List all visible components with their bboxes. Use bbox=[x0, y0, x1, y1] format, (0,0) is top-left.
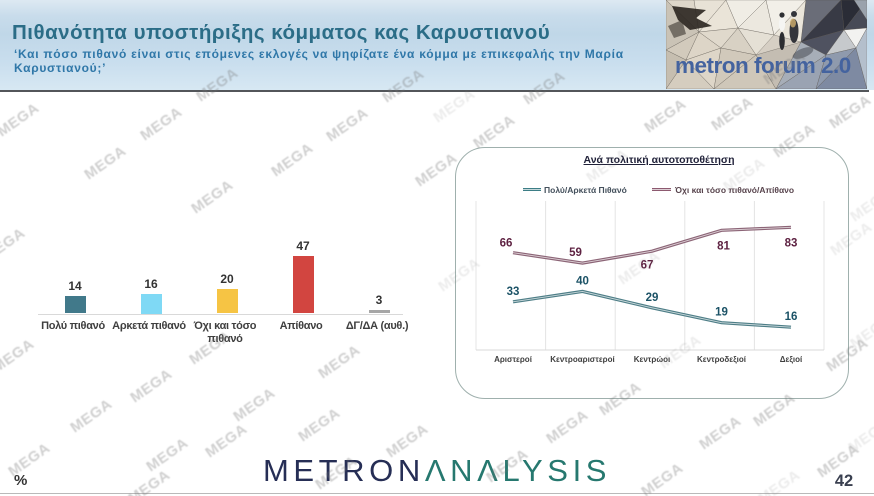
svg-text:29: 29 bbox=[646, 292, 659, 304]
svg-text:Αριστεροί: Αριστεροί bbox=[494, 355, 532, 364]
svg-text:33: 33 bbox=[507, 286, 520, 298]
svg-text:83: 83 bbox=[785, 237, 798, 249]
svg-text:19: 19 bbox=[715, 307, 728, 319]
svg-text:metron forum 2.0: metron forum 2.0 bbox=[675, 53, 851, 78]
svg-text:Κεντροδεξιοί: Κεντροδεξιοί bbox=[697, 355, 746, 364]
svg-text:Κεντροαριστεροί: Κεντροαριστεροί bbox=[550, 355, 614, 364]
svg-text:Κεντρώοι: Κεντρώοι bbox=[634, 355, 670, 364]
svg-text:67: 67 bbox=[641, 260, 654, 272]
svg-text:Δεξιοί: Δεξιοί bbox=[780, 355, 802, 364]
svg-text:81: 81 bbox=[717, 240, 730, 252]
svg-text:40: 40 bbox=[576, 275, 589, 287]
svg-text:66: 66 bbox=[500, 238, 513, 250]
svg-text:59: 59 bbox=[569, 247, 582, 259]
svg-text:16: 16 bbox=[785, 311, 798, 323]
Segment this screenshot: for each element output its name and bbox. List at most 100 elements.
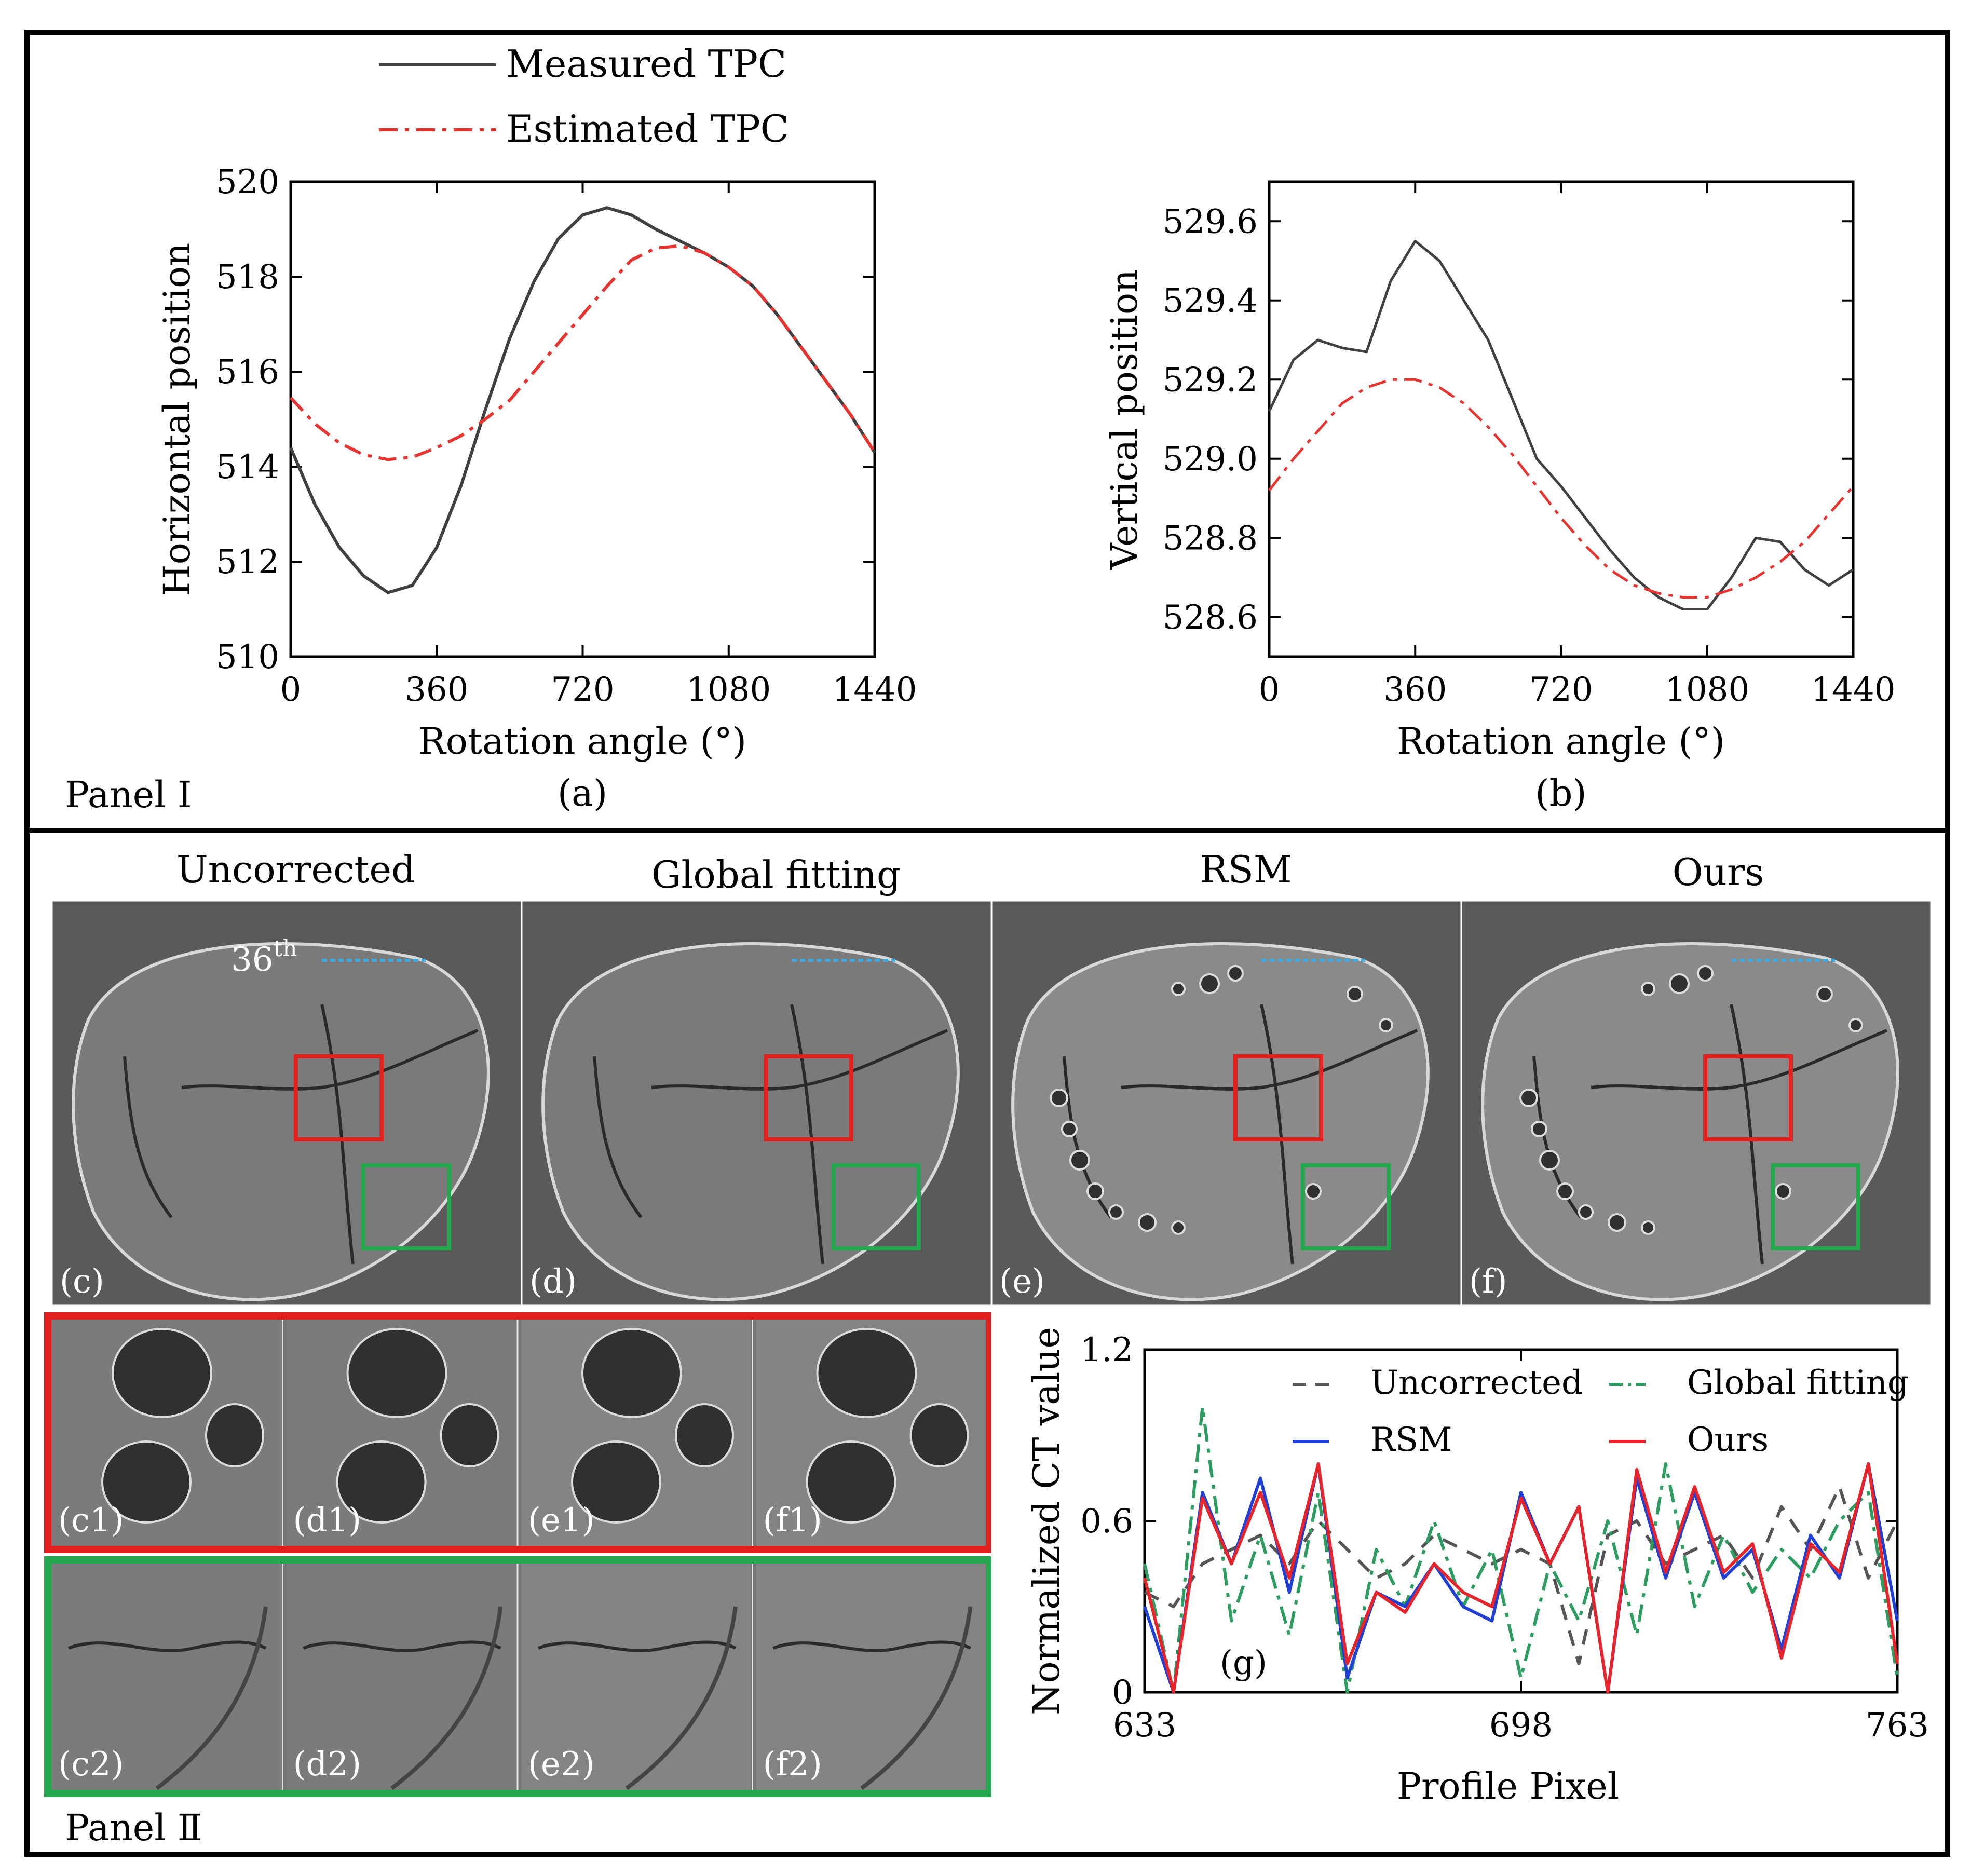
zoom-edge bbox=[390, 1606, 503, 1790]
panel-1-label: Panel Ⅰ bbox=[65, 773, 192, 816]
ct-sample bbox=[72, 942, 490, 1301]
chart-b-ylabel: Vertical position bbox=[1103, 269, 1146, 570]
green-roi-box bbox=[1301, 1163, 1391, 1250]
ct-image-uncorrected: (c)36th bbox=[51, 900, 523, 1307]
y-tick-label: 529.4 bbox=[1163, 282, 1258, 320]
zoom-pore bbox=[112, 1328, 212, 1418]
zoom-edge bbox=[860, 1606, 973, 1790]
series-line-measured-tpc bbox=[289, 206, 876, 594]
x-tick-label: 0 bbox=[1259, 671, 1280, 709]
zoom-edge bbox=[625, 1606, 738, 1790]
zoom-pore bbox=[101, 1440, 192, 1524]
zoom-pore bbox=[675, 1403, 734, 1467]
red-roi-box bbox=[294, 1054, 384, 1141]
y-tick-label: 529.2 bbox=[1163, 361, 1258, 399]
red-roi-box bbox=[764, 1054, 853, 1141]
x-tick-label: 1440 bbox=[833, 671, 917, 709]
ct-image-label: (d) bbox=[529, 1262, 577, 1301]
ct-pore bbox=[1608, 1213, 1626, 1232]
chart-a-xlabel: Rotation angle (°) bbox=[418, 720, 746, 763]
legend-label-estimated: Estimated TPC bbox=[506, 107, 789, 151]
ct-crack bbox=[181, 1029, 479, 1091]
ct-pore bbox=[1775, 1183, 1791, 1200]
ct-pore bbox=[1347, 986, 1363, 1002]
chart-b: Vertical position Rotation angle (°) (b)… bbox=[1103, 180, 1895, 814]
zoom-crack bbox=[537, 1640, 737, 1652]
ct-image-global-fitting: (d) bbox=[521, 900, 993, 1307]
y-tick-label: 514 bbox=[216, 448, 279, 486]
legend-label-uncorrected: Uncorrected bbox=[1370, 1364, 1583, 1402]
ct-pore bbox=[1171, 1220, 1186, 1235]
zoom-pore bbox=[581, 1328, 682, 1418]
ct-pore bbox=[1086, 1182, 1104, 1200]
zoom-pore bbox=[346, 1328, 447, 1418]
slice-annotation-sup: th bbox=[273, 935, 297, 962]
zoom-cell: (f1) bbox=[752, 1320, 986, 1546]
method-title-ours: Ours bbox=[1673, 850, 1764, 894]
legend-label-ours: Ours bbox=[1687, 1421, 1769, 1459]
ct-pore bbox=[1578, 1204, 1594, 1220]
y-tick-label: 528.8 bbox=[1163, 519, 1258, 558]
outer-border bbox=[24, 30, 1950, 1857]
ct-crack bbox=[593, 1056, 643, 1218]
red-roi-box bbox=[1703, 1054, 1793, 1141]
zoom-cell: (c2) bbox=[51, 1564, 281, 1790]
zoom-cell: (f2) bbox=[752, 1564, 986, 1790]
zoom-crack bbox=[772, 1640, 971, 1652]
panel-2: Uncorrected Global fitting RSM Ours (c)3… bbox=[44, 848, 1932, 1849]
zoom-cell-label: (e2) bbox=[528, 1745, 595, 1784]
zoom-pore bbox=[909, 1403, 969, 1467]
ct-crack bbox=[790, 1004, 824, 1265]
ct-image-rsm: (e) bbox=[990, 900, 1462, 1307]
chart-b-caption: (b) bbox=[1535, 772, 1586, 814]
series-line-global-fitting bbox=[1143, 1405, 1899, 1694]
ct-crack bbox=[123, 1056, 173, 1218]
chart-b-xlabel: Rotation angle (°) bbox=[1397, 720, 1725, 763]
ct-image-label: (e) bbox=[999, 1262, 1045, 1301]
zoom-cell: (d1) bbox=[282, 1320, 516, 1546]
y-tick-label: 529.6 bbox=[1163, 202, 1258, 241]
legend-label-measured: Measured TPC bbox=[506, 42, 786, 86]
chart-g-xlabel: Profile Pixel bbox=[1397, 1765, 1619, 1807]
y-tick-label: 529.0 bbox=[1163, 440, 1258, 479]
zoom-cell: (e1) bbox=[516, 1320, 751, 1546]
zoom-cell-bg bbox=[521, 1564, 751, 1790]
ct-pore bbox=[1556, 1182, 1574, 1200]
zoom-pore bbox=[440, 1403, 499, 1467]
zoom-pore bbox=[571, 1440, 661, 1524]
x-tick-label: 763 bbox=[1866, 1706, 1929, 1745]
chart-g-caption: (g) bbox=[1220, 1644, 1267, 1682]
method-title-global-fitting: Global fitting bbox=[651, 853, 901, 896]
zoom-cell: (d2) bbox=[282, 1564, 516, 1790]
x-tick-label: 698 bbox=[1489, 1706, 1553, 1745]
y-tick-label: 510 bbox=[216, 638, 279, 676]
ct-pore bbox=[1050, 1089, 1068, 1107]
ct-pore bbox=[1848, 1018, 1863, 1032]
zoom-pore bbox=[806, 1440, 896, 1524]
zoom-crack bbox=[67, 1640, 267, 1652]
zoom-pore bbox=[205, 1403, 264, 1467]
chart-a-ylabel: Horizontal position bbox=[156, 243, 198, 596]
green-roi-box bbox=[1771, 1163, 1860, 1250]
ct-crack bbox=[651, 1029, 948, 1091]
zoom-cell-label: (c2) bbox=[58, 1745, 124, 1784]
y-tick-label: 528.6 bbox=[1163, 599, 1258, 637]
legend-label-global-fitting: Global fitting bbox=[1687, 1364, 1909, 1402]
legend-label-rsm: RSM bbox=[1370, 1421, 1452, 1459]
x-tick-label: 633 bbox=[1113, 1706, 1176, 1745]
x-tick-label: 0 bbox=[280, 671, 302, 709]
y-tick-label: 518 bbox=[216, 258, 279, 296]
ct-image-label: (c) bbox=[60, 1262, 104, 1301]
series-line-estimated-tpc bbox=[1268, 378, 1854, 599]
ct-pore bbox=[1669, 973, 1690, 994]
ct-pore bbox=[1069, 1150, 1090, 1171]
green-zoom-row: (c2) (d2) (e2) (f2) bbox=[51, 1564, 986, 1790]
ct-pore bbox=[1379, 1018, 1393, 1032]
zoom-pore bbox=[336, 1440, 427, 1524]
ct-pore bbox=[1108, 1204, 1124, 1220]
chart-a-caption: (a) bbox=[558, 772, 607, 814]
y-tick-label: 516 bbox=[216, 353, 279, 391]
ct-pore bbox=[1227, 965, 1244, 982]
x-tick-label: 1080 bbox=[686, 671, 771, 709]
#####
WHAT TO PRODUCE
Rewrite the rows from the line with "zoom-edge bbox=[390, 1606, 503, 1790]" up to and including the line with "ct-pore bbox=[1775, 1183, 1791, 1200]", swapping "zoom-pore" for "zoomed-pore" and leaving everything else unchanged.

REPLY
zoom-edge bbox=[390, 1606, 503, 1790]
panel-1-label: Panel Ⅰ bbox=[65, 773, 192, 816]
ct-sample bbox=[72, 942, 490, 1301]
chart-b-ylabel: Vertical position bbox=[1103, 269, 1146, 570]
green-roi-box bbox=[1301, 1163, 1391, 1250]
ct-image-uncorrected: (c)36th bbox=[51, 900, 523, 1307]
y-tick-label: 529.4 bbox=[1163, 282, 1258, 320]
zoomed-pore bbox=[112, 1328, 212, 1418]
zoom-edge bbox=[860, 1606, 973, 1790]
series-line-measured-tpc bbox=[289, 206, 876, 594]
x-tick-label: 0 bbox=[1259, 671, 1280, 709]
zoom-edge bbox=[625, 1606, 738, 1790]
zoomed-pore bbox=[101, 1440, 192, 1524]
zoomed-pore bbox=[675, 1403, 734, 1467]
red-roi-box bbox=[294, 1054, 384, 1141]
y-tick-label: 529.2 bbox=[1163, 361, 1258, 399]
red-roi-box bbox=[764, 1054, 853, 1141]
x-tick-label: 1440 bbox=[833, 671, 917, 709]
ct-image-label: (d) bbox=[529, 1262, 577, 1301]
ct-pore bbox=[1608, 1213, 1626, 1232]
chart-a-xlabel: Rotation angle (°) bbox=[418, 720, 746, 763]
legend-label-estimated: Estimated TPC bbox=[506, 107, 789, 151]
ct-crack bbox=[181, 1029, 479, 1091]
ct-pore bbox=[1775, 1183, 1791, 1200]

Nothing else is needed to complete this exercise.